**Exercise**: Copy each line that holds "Clinical".

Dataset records
************

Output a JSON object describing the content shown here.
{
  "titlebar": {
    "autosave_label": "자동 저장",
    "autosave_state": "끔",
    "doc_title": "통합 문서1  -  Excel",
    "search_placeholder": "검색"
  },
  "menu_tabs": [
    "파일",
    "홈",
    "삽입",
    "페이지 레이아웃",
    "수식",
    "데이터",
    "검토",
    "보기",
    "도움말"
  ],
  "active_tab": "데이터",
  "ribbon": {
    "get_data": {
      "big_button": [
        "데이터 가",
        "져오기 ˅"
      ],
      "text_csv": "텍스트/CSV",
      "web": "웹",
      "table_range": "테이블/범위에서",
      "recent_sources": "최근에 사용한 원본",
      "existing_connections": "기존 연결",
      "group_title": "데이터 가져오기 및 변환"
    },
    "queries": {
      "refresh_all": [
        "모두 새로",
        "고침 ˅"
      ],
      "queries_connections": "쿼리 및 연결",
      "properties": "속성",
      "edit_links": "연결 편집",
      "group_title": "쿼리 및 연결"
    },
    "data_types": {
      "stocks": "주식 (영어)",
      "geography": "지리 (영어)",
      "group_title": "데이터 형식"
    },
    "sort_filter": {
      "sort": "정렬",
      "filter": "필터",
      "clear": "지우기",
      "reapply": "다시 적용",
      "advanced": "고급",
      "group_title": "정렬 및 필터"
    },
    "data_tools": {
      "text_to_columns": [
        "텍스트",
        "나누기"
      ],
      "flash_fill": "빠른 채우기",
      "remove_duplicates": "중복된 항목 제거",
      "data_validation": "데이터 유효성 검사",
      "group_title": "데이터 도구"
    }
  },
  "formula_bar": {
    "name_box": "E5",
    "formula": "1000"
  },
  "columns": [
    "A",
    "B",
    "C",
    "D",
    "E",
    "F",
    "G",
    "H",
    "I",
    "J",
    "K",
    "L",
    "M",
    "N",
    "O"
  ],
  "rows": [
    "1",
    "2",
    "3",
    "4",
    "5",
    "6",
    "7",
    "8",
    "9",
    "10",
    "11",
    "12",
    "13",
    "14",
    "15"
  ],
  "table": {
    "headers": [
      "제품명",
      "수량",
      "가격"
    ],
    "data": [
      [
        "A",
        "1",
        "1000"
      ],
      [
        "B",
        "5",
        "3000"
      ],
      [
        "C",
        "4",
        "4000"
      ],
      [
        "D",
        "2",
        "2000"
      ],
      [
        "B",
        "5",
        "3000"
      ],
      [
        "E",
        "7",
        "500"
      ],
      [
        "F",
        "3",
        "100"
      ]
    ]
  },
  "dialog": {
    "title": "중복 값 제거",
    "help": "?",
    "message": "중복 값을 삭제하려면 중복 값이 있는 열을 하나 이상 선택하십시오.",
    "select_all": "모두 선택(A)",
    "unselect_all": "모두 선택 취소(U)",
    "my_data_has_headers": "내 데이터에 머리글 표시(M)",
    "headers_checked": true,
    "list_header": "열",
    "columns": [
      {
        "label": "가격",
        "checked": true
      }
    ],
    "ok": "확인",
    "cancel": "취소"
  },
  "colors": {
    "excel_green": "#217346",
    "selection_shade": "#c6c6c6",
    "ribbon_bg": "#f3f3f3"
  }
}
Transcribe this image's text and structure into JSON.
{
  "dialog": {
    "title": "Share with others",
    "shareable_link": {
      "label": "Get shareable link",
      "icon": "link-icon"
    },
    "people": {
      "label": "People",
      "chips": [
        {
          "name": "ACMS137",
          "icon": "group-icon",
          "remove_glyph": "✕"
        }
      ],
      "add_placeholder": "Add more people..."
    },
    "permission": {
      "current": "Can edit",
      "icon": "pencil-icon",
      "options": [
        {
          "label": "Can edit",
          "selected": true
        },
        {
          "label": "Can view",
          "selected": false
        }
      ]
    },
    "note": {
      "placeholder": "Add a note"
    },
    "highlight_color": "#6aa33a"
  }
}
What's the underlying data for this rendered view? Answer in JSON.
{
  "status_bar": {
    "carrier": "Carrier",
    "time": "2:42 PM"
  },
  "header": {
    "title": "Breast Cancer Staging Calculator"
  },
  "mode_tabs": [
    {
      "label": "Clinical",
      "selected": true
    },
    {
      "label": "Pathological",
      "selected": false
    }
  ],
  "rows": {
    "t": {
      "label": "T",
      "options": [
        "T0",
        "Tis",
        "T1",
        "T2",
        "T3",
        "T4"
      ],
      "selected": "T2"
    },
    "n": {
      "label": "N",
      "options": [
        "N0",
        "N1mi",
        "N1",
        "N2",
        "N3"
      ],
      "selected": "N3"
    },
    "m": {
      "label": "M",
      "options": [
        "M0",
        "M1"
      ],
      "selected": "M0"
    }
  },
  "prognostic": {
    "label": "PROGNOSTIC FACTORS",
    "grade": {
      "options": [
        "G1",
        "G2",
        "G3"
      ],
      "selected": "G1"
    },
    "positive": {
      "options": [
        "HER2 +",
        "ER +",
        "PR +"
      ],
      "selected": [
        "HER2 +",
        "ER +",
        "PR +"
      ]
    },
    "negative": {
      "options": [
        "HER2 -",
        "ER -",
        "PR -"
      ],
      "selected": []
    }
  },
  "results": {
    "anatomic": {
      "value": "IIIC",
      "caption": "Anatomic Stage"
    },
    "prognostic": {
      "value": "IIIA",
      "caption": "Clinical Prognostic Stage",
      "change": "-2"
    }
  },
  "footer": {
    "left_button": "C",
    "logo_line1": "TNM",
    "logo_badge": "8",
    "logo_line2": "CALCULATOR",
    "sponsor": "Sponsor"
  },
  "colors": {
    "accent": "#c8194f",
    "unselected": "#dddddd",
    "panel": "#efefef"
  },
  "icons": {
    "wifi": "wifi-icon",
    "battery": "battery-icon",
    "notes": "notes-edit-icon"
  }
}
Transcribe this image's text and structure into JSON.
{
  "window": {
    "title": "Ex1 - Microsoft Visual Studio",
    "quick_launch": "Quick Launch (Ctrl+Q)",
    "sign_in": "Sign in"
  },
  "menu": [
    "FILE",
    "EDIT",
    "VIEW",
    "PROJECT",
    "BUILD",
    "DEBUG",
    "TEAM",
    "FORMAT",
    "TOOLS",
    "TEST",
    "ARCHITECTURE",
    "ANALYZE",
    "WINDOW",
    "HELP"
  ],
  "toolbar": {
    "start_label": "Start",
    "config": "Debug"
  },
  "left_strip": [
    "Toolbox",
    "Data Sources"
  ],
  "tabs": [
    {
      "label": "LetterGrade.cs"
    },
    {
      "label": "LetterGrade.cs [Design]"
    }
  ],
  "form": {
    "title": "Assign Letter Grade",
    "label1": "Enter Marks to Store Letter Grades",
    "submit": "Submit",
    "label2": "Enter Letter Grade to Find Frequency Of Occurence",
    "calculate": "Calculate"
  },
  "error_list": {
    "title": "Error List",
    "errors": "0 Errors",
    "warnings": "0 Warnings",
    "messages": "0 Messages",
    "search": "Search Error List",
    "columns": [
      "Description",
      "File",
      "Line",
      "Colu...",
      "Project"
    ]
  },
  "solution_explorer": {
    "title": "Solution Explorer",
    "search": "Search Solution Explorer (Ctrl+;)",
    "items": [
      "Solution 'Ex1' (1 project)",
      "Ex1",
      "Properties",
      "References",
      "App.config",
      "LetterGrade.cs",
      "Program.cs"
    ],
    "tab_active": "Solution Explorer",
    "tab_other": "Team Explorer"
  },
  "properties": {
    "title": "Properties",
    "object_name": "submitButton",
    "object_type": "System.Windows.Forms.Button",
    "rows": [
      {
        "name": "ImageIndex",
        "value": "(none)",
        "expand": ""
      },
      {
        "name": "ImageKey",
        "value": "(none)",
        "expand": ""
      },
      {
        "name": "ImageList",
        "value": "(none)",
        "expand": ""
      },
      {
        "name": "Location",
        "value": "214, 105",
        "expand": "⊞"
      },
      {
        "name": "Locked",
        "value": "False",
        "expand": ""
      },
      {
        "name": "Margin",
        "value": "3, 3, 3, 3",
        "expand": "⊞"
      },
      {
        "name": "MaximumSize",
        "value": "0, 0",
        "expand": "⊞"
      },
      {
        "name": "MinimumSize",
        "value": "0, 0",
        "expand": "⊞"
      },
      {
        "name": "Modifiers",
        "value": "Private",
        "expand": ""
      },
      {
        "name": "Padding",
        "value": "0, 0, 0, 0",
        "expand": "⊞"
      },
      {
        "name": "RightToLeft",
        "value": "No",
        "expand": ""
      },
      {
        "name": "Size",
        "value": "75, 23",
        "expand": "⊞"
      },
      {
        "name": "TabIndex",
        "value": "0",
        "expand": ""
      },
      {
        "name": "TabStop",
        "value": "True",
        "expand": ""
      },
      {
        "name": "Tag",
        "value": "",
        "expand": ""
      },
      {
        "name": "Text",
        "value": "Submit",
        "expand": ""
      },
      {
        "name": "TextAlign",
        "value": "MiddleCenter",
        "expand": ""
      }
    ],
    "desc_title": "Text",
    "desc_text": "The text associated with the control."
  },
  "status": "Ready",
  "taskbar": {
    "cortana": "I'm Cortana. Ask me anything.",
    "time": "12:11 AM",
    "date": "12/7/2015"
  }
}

************

**Task solution**:
      "label": "Clinical",
      "caption": "Clinical Prognostic Stage",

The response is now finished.